Stored data entries:
————

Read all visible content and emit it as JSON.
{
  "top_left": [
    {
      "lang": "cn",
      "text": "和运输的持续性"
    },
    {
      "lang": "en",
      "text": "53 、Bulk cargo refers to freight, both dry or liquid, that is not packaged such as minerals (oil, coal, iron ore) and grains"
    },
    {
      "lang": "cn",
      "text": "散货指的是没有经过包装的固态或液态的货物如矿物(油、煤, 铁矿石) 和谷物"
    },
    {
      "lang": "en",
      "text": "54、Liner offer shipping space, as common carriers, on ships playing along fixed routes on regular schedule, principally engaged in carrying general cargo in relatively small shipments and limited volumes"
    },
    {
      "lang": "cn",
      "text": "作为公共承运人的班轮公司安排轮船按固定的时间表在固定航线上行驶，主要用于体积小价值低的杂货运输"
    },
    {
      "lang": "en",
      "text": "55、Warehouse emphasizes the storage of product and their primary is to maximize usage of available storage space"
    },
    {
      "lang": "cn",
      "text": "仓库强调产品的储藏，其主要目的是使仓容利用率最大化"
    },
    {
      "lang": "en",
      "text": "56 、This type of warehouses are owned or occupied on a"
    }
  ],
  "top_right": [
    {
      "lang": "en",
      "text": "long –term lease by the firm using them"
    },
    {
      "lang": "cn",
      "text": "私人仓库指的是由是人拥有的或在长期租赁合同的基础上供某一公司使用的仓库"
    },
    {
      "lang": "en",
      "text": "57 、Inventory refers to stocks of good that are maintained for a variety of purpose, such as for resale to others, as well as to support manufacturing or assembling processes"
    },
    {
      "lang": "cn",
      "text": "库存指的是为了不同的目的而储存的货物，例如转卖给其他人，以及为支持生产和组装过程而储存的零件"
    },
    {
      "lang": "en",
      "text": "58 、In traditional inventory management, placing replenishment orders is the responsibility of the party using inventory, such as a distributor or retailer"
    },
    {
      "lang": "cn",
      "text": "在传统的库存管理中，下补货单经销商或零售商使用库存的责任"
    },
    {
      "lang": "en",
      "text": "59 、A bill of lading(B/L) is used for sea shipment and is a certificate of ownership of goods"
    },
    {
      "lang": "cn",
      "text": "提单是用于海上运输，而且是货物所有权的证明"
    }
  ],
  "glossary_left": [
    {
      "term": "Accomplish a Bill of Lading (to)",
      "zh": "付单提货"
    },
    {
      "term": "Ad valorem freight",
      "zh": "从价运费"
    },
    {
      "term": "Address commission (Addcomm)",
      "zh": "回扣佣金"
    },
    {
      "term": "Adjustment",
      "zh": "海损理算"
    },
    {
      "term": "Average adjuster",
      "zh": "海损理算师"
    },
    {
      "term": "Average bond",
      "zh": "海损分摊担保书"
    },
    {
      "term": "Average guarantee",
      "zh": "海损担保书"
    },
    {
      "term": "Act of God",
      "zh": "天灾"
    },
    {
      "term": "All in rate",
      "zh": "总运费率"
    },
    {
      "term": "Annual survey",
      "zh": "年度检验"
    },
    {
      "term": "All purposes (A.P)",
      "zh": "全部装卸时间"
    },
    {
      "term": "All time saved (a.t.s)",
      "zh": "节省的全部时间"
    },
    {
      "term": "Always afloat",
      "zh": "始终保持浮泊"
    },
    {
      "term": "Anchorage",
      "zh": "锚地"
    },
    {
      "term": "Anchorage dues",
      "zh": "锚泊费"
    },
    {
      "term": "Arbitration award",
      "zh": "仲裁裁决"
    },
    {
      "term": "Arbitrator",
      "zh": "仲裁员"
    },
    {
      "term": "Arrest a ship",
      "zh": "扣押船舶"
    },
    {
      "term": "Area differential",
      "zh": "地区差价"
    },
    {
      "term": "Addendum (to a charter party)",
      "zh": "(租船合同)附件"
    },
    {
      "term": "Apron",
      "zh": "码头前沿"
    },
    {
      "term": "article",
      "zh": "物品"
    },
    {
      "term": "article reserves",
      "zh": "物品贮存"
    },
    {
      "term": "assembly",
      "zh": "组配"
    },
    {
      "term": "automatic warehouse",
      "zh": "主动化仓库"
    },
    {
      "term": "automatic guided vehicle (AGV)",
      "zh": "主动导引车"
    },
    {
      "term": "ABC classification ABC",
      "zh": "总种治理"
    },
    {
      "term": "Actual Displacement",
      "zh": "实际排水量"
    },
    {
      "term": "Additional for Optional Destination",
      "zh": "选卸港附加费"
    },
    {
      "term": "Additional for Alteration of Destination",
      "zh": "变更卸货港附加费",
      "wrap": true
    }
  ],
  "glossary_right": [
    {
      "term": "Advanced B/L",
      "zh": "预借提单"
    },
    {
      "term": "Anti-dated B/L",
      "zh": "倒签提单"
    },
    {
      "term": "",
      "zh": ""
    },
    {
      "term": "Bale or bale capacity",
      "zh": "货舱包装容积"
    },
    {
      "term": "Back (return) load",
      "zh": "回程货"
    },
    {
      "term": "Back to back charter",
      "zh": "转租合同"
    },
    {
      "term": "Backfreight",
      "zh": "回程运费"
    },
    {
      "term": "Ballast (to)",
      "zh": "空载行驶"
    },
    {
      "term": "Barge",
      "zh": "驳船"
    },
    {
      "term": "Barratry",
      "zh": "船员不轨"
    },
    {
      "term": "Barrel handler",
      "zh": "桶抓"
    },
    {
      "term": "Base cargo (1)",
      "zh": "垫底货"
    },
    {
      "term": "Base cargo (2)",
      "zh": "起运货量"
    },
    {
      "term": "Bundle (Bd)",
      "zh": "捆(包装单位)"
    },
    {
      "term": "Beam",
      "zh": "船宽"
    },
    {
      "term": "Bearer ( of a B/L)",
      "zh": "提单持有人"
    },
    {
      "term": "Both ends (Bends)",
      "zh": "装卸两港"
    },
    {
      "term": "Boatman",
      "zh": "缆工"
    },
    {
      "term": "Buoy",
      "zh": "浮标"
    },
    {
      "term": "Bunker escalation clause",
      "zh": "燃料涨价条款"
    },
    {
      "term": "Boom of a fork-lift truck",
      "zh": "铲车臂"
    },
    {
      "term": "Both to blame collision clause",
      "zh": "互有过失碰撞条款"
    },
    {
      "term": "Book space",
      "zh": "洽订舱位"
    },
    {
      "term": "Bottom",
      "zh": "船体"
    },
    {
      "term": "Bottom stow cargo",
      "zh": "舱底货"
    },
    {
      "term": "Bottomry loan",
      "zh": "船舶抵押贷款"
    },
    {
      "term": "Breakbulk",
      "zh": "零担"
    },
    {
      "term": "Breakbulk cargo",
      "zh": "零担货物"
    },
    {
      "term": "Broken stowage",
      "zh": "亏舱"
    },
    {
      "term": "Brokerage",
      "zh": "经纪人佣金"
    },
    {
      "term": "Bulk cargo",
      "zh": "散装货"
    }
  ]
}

————

:: Problem to solve ::
Find the lines above holding the word "automatic" and show them.

:: Written answer ::
      "term": "automatic warehouse",
      "term": "automatic guided vehicle (AGV)",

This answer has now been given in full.